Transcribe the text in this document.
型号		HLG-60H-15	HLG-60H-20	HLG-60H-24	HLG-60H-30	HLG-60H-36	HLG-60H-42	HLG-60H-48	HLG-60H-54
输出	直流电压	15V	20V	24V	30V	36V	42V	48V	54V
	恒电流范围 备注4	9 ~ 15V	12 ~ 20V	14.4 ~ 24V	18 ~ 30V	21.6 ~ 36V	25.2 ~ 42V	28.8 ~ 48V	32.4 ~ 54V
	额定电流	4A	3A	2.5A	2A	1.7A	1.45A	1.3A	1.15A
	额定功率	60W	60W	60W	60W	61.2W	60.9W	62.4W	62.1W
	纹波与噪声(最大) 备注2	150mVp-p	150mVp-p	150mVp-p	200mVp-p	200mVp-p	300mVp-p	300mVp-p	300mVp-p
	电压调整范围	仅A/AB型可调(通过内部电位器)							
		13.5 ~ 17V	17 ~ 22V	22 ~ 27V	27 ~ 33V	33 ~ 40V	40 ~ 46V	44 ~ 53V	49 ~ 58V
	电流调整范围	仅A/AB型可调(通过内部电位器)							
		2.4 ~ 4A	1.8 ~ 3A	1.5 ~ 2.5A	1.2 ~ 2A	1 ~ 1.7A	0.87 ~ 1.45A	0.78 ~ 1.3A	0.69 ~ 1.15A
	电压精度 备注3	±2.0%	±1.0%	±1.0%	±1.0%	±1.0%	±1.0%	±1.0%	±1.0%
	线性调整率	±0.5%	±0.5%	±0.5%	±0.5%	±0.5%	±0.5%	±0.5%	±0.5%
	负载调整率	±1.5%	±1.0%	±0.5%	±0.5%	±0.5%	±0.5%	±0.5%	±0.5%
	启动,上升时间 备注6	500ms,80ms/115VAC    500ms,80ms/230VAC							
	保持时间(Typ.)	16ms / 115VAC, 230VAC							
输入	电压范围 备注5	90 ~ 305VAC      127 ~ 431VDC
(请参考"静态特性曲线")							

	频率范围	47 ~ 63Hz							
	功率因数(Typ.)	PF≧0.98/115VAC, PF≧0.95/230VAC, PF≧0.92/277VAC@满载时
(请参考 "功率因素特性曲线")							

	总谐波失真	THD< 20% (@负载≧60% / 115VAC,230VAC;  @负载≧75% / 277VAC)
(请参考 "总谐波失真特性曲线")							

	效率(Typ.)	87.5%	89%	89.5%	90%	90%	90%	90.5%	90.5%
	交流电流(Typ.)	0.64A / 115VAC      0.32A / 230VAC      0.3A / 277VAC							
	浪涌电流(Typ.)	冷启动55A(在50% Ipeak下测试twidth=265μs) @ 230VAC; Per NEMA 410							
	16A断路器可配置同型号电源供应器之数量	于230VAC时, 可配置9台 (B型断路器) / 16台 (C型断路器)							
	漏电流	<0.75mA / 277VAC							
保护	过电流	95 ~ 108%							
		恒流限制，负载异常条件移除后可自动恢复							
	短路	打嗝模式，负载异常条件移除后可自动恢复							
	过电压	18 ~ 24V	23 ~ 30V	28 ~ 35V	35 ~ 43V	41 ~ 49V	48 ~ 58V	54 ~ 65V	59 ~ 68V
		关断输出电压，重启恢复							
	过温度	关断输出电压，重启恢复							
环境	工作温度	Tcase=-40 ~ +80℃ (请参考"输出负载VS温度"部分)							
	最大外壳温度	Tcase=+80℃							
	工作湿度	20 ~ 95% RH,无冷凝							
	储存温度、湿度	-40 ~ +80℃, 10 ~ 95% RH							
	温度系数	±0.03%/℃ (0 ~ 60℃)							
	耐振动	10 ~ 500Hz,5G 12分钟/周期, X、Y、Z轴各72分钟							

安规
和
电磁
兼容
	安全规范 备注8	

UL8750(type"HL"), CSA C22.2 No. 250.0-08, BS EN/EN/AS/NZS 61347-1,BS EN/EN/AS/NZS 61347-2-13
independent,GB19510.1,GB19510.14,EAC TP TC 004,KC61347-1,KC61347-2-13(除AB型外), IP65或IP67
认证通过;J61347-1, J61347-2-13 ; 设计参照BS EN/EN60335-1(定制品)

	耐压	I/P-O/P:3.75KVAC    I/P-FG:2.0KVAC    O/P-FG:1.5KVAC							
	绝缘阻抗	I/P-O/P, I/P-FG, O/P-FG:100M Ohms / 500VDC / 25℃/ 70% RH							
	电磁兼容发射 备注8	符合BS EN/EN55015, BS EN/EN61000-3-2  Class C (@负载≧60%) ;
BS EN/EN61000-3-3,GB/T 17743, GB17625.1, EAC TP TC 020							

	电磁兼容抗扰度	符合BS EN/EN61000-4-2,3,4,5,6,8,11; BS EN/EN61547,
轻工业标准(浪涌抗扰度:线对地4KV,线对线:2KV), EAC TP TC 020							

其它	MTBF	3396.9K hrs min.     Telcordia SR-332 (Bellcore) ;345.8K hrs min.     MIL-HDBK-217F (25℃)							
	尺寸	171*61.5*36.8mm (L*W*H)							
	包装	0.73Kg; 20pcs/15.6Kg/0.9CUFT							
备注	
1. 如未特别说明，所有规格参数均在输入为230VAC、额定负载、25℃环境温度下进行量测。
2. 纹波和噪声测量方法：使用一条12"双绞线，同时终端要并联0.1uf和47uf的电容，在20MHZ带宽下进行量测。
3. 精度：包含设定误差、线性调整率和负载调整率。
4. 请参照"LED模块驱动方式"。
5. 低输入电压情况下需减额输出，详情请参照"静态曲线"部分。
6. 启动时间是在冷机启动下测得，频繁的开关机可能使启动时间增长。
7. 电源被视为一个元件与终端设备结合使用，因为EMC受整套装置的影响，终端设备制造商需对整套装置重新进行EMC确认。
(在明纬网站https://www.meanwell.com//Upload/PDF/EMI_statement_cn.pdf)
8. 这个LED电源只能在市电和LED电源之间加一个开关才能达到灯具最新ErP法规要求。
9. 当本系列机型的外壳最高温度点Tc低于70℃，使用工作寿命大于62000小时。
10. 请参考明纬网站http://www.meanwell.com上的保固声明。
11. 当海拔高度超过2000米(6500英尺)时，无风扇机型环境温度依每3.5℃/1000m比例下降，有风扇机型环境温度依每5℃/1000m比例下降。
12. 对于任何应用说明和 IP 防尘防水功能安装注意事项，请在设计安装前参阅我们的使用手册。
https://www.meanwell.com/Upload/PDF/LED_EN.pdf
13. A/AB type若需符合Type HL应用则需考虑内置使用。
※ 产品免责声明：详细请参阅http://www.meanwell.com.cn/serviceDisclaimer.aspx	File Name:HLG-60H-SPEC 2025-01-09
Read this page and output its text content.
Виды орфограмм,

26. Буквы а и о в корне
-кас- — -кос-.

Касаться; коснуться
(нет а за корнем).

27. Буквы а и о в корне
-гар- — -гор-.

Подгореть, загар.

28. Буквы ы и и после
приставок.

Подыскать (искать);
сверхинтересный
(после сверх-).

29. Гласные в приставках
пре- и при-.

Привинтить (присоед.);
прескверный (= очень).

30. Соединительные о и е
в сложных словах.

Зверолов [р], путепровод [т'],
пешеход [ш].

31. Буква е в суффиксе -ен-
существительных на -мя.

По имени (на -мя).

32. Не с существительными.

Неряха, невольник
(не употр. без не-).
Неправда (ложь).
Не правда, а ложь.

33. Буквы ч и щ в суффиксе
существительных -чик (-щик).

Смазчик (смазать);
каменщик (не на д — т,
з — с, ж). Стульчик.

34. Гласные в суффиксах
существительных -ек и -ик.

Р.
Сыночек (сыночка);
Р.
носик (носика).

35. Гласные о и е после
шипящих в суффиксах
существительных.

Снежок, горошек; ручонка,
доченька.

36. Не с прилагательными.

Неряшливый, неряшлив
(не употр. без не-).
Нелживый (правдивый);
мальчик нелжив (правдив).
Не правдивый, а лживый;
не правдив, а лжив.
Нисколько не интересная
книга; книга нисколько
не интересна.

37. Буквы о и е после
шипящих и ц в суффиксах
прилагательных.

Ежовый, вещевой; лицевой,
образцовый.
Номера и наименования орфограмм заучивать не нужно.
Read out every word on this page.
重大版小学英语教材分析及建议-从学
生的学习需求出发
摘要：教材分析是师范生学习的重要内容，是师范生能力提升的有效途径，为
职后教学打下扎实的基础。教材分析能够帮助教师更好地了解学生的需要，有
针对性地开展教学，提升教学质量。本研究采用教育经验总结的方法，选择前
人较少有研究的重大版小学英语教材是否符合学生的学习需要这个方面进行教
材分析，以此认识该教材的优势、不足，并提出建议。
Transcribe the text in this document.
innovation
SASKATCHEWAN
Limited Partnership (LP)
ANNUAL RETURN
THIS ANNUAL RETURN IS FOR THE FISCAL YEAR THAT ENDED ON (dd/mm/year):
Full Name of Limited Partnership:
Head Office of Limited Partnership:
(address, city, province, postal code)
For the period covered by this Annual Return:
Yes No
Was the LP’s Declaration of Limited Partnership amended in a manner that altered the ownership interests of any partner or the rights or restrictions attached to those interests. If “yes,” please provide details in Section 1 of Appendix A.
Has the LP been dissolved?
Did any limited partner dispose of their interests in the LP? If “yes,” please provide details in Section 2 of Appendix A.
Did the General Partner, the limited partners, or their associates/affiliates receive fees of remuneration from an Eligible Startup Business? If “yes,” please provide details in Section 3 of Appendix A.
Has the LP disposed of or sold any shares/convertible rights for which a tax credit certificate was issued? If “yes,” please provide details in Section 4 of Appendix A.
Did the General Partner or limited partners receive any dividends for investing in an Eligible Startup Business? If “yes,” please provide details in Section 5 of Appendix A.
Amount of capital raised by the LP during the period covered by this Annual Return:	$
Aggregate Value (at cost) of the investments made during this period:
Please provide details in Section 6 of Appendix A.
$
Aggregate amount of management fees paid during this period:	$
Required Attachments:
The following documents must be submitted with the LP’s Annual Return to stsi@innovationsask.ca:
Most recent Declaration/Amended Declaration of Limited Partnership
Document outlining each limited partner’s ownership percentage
++++
**Written task:** Copy out each line in the listing that has the word "Буквы".

**The output:**
26. Буквы а и о в корне
27. Буквы а и о в корне
28. Буквы ы и и после
33. Буквы ч и щ в суффиксе
37. Буквы о и е после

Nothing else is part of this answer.